> **AIM**: Find each line with the string "score" and copy it.

(Data records)
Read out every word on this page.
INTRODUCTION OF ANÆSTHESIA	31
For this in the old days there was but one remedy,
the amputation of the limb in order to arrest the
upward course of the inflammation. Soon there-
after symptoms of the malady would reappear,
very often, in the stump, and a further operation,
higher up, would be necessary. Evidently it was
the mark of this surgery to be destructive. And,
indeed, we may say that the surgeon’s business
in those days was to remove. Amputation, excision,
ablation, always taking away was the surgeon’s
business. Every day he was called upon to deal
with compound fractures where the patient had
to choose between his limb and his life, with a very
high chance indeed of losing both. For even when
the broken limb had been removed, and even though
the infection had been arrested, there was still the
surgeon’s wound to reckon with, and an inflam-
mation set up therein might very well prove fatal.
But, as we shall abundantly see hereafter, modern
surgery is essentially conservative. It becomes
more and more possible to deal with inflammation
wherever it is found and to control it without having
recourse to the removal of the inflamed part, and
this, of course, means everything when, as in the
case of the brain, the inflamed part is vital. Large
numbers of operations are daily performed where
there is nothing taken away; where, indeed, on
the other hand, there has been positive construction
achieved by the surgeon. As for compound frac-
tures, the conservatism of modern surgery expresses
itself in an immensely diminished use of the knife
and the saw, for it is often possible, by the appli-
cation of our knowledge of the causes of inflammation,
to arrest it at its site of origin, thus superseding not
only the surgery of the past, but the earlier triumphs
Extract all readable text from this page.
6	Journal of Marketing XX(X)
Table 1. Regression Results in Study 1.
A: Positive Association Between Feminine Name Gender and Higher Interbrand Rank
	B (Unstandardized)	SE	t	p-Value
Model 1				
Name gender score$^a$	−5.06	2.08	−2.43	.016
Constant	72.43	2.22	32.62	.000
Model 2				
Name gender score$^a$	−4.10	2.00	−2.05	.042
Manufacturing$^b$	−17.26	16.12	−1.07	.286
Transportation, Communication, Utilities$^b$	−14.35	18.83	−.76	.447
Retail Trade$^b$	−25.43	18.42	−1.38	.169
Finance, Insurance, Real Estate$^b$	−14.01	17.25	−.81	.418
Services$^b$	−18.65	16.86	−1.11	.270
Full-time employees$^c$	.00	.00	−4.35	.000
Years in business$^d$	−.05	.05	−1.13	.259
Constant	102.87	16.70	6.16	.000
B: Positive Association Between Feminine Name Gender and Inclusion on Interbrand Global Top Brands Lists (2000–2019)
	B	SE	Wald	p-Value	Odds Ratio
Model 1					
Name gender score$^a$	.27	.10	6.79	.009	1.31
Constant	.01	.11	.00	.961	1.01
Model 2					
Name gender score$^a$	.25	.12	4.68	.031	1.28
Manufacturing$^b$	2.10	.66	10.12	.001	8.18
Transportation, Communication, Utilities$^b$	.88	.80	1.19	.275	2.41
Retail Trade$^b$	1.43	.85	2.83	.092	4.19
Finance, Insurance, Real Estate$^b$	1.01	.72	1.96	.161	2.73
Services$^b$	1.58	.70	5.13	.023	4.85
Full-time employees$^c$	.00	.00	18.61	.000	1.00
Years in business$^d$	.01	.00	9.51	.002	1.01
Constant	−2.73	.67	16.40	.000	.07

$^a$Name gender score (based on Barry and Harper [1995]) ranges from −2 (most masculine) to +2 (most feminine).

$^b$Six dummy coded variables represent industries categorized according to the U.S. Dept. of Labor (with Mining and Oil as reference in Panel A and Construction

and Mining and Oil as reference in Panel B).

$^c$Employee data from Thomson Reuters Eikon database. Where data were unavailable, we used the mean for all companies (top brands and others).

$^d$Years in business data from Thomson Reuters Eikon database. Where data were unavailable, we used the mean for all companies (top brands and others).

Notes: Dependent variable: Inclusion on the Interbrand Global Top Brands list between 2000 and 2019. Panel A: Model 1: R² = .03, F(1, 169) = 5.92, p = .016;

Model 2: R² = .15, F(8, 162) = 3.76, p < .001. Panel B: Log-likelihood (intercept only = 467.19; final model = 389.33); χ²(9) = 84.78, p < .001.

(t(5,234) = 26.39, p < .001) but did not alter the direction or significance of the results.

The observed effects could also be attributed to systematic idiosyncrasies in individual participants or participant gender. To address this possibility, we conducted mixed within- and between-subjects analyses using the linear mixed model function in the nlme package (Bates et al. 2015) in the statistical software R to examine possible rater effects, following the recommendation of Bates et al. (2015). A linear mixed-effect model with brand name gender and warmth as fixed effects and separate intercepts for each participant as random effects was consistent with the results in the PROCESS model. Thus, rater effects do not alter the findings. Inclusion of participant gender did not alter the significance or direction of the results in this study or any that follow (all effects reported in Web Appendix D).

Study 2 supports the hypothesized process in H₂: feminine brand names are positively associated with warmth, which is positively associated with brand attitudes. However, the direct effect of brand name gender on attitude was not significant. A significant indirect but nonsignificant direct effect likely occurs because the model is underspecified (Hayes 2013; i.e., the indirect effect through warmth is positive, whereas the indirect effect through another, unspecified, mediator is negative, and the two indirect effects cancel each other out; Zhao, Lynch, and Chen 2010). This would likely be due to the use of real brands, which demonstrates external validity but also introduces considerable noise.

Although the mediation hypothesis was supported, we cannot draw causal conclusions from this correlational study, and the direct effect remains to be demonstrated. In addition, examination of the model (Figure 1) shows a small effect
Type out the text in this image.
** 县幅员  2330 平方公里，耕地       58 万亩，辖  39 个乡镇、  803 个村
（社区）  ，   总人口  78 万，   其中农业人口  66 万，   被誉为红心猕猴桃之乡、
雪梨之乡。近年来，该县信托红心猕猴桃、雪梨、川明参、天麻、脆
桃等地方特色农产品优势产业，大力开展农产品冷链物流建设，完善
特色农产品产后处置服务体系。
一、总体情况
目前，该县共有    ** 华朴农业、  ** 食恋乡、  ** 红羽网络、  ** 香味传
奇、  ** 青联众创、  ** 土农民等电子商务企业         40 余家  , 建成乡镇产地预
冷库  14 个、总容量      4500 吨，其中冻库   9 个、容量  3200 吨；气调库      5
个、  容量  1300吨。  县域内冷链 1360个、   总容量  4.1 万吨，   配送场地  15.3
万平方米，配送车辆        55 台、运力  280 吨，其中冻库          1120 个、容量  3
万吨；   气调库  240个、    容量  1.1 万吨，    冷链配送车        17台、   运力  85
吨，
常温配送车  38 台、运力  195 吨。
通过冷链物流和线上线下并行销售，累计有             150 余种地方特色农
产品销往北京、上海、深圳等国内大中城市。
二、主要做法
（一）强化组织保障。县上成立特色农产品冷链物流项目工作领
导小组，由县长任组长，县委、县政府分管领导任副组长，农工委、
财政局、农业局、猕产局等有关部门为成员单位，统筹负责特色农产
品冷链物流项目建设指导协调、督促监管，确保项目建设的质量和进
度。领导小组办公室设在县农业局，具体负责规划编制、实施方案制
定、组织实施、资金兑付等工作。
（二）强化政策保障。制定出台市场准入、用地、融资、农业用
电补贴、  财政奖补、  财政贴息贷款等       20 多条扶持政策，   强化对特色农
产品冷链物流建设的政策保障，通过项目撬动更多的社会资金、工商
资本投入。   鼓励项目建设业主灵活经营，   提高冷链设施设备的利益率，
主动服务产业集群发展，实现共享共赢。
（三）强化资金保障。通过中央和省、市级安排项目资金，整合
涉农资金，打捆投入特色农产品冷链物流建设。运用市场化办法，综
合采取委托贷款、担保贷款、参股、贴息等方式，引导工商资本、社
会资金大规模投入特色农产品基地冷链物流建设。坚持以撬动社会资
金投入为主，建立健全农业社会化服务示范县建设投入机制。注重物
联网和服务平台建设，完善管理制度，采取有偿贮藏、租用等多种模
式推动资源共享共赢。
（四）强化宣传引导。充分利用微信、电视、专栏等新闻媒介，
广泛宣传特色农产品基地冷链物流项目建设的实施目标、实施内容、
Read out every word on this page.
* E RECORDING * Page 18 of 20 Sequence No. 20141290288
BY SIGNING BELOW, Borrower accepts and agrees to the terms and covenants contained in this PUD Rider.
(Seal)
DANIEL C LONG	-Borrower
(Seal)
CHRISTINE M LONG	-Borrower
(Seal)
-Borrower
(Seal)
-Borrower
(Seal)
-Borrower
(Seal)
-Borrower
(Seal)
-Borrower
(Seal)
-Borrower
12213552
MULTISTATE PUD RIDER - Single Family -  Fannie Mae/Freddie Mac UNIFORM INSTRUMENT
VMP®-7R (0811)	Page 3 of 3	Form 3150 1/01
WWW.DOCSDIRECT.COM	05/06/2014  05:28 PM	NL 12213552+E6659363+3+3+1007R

> **FULL ANSWER**:
Name gender score$^a$	−5.06	2.08	−2.43	.016
Name gender score$^a$	−4.10	2.00	−2.05	.042
Name gender score$^a$	.27	.10	6.79	.009	1.31
Name gender score$^a$	.25	.12	4.68	.031	1.28
$^a$Name gender score (based on Barry and Harper [1995]) ranges from −2 (most masculine) to +2 (most feminine).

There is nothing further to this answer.